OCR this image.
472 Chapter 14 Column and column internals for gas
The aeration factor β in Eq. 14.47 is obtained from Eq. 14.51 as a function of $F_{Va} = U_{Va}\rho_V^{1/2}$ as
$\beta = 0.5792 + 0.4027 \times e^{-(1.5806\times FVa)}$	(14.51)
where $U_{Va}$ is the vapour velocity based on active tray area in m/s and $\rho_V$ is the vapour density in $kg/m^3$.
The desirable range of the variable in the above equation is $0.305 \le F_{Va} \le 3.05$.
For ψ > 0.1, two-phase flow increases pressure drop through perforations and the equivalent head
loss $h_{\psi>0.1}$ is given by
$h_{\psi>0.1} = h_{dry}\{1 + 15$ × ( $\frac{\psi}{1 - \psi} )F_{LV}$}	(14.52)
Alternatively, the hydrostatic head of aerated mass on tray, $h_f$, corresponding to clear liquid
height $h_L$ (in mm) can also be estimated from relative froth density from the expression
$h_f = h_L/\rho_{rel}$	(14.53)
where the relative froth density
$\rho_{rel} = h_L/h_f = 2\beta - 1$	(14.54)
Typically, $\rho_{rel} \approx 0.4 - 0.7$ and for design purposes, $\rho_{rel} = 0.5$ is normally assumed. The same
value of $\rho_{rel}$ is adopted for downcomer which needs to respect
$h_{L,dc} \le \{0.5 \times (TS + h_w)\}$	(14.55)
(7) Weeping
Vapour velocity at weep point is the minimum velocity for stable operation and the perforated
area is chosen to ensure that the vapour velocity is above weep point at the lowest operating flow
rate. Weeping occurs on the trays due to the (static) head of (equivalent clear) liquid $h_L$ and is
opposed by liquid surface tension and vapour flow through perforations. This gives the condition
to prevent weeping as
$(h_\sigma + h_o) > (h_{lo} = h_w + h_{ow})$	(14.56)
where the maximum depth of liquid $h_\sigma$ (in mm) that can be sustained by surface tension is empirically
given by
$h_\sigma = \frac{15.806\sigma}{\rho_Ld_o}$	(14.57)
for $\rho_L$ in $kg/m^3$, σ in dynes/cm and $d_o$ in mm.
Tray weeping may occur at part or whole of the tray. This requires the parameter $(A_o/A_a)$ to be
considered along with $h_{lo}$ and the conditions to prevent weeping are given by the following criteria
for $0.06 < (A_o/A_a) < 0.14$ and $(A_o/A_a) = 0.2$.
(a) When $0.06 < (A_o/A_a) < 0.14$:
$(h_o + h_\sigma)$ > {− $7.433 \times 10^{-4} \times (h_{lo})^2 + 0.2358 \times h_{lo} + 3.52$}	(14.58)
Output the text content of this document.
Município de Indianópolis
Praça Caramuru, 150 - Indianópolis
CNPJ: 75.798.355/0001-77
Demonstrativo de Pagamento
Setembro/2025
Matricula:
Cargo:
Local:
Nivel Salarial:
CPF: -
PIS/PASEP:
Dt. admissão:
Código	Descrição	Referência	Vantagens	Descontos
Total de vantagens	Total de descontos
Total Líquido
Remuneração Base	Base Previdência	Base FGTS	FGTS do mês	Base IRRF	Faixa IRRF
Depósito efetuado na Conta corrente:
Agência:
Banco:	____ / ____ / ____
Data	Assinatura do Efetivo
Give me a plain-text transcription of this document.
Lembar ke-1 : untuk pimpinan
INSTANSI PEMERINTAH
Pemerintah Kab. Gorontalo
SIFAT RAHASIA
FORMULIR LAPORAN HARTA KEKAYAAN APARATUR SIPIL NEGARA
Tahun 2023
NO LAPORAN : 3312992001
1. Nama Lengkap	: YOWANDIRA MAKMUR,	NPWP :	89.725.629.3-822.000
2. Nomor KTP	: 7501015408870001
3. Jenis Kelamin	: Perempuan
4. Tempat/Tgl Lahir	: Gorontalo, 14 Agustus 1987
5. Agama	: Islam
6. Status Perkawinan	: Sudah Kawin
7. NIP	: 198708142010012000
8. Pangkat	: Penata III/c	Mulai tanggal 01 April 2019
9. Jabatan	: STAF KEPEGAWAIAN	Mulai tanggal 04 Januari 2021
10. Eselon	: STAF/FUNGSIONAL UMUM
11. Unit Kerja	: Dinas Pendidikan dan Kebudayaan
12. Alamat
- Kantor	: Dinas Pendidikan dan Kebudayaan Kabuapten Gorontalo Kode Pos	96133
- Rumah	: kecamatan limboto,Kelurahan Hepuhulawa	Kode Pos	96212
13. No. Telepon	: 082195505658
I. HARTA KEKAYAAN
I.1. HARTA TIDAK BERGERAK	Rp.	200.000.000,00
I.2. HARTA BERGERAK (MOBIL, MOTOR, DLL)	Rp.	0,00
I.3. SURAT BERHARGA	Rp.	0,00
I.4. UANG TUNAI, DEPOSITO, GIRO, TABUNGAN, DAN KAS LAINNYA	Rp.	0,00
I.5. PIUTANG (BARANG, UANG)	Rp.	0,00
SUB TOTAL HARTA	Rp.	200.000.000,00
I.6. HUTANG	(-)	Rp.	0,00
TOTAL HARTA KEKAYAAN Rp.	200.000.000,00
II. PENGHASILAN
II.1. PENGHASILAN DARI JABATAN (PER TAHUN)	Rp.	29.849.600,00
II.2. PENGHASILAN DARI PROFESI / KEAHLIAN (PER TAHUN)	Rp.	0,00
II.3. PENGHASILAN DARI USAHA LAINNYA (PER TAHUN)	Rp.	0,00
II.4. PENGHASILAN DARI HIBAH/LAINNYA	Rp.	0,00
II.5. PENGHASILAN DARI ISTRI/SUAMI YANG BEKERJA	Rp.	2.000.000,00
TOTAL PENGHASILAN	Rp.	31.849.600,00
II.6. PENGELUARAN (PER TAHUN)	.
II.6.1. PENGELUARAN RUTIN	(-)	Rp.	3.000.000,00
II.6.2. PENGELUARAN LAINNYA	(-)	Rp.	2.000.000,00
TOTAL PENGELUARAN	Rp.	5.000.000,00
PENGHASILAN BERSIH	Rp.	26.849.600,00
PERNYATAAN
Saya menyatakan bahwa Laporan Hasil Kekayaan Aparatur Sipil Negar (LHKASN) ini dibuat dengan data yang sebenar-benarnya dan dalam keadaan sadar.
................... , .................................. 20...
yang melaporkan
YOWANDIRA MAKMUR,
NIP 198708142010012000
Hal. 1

Exercise brief: Copy out each line of the data where the string "PENGHASILAN" appears.

Solved exercise:
II. PENGHASILAN
II.1. PENGHASILAN DARI JABATAN (PER TAHUN)	Rp.	29.849.600,00
II.2. PENGHASILAN DARI PROFESI / KEAHLIAN (PER TAHUN)	Rp.	0,00
II.3. PENGHASILAN DARI USAHA LAINNYA (PER TAHUN)	Rp.	0,00
II.4. PENGHASILAN DARI HIBAH/LAINNYA	Rp.	0,00
II.5. PENGHASILAN DARI ISTRI/SUAMI YANG BEKERJA	Rp.	2.000.000,00
TOTAL PENGHASILAN	Rp.	31.849.600,00
PENGHASILAN BERSIH	Rp.	26.849.600,00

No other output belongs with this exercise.